**Exercise details**:
Write out every entry exactly as it appears.

**Dataset items**:
**********

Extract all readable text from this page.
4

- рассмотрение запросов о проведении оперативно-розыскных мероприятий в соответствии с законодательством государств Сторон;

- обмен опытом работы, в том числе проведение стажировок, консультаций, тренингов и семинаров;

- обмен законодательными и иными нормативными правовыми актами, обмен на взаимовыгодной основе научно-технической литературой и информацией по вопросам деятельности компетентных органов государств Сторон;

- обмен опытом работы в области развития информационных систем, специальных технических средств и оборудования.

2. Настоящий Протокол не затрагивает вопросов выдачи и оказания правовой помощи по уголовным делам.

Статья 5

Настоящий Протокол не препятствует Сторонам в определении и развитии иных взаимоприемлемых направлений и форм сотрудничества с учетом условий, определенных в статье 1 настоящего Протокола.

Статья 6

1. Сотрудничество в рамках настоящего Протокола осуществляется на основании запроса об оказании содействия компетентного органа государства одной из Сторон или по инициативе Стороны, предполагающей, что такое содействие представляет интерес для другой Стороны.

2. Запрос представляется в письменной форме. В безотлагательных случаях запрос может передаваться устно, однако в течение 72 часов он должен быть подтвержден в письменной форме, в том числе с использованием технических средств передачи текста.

**********

**Written response**:
Extract all readable text from this page.
4

- рассмотрение запросов о проведении оперативно-розыскных мероприятий в соответствии с законодательством государств Сторон;

- обмен опытом работы, в том числе проведение стажировок, консультаций, тренингов и семинаров;

- обмен законодательными и иными нормативными правовыми актами, обмен на взаимовыгодной основе научно-технической литературой и информацией по вопросам деятельности компетентных органов государств Сторон;

- обмен опытом работы в области развития информационных систем, специальных технических средств и оборудования.

2. Настоящий Протокол не затрагивает вопросов выдачи и оказания правовой помощи по уголовным делам.

Статья 5

Настоящий Протокол не препятствует Сторонам в определении и развитии иных взаимоприемлемых направлений и форм сотрудничества с учетом условий, определенных в статье 1 настоящего Протокола.

Статья 6

1. Сотрудничество в рамках настоящего Протокола осуществляется на основании запроса об оказании содействия компетентного органа государства одной из Сторон или по инициативе Стороны, предполагающей, что такое содействие представляет интерес для другой Стороны.

2. Запрос представляется в письменной форме. В безотлагательных случаях запрос может передаваться устно, однако в течение 72 часов он должен быть подтвержден в письменной форме, в том числе с использованием технических средств передачи текста.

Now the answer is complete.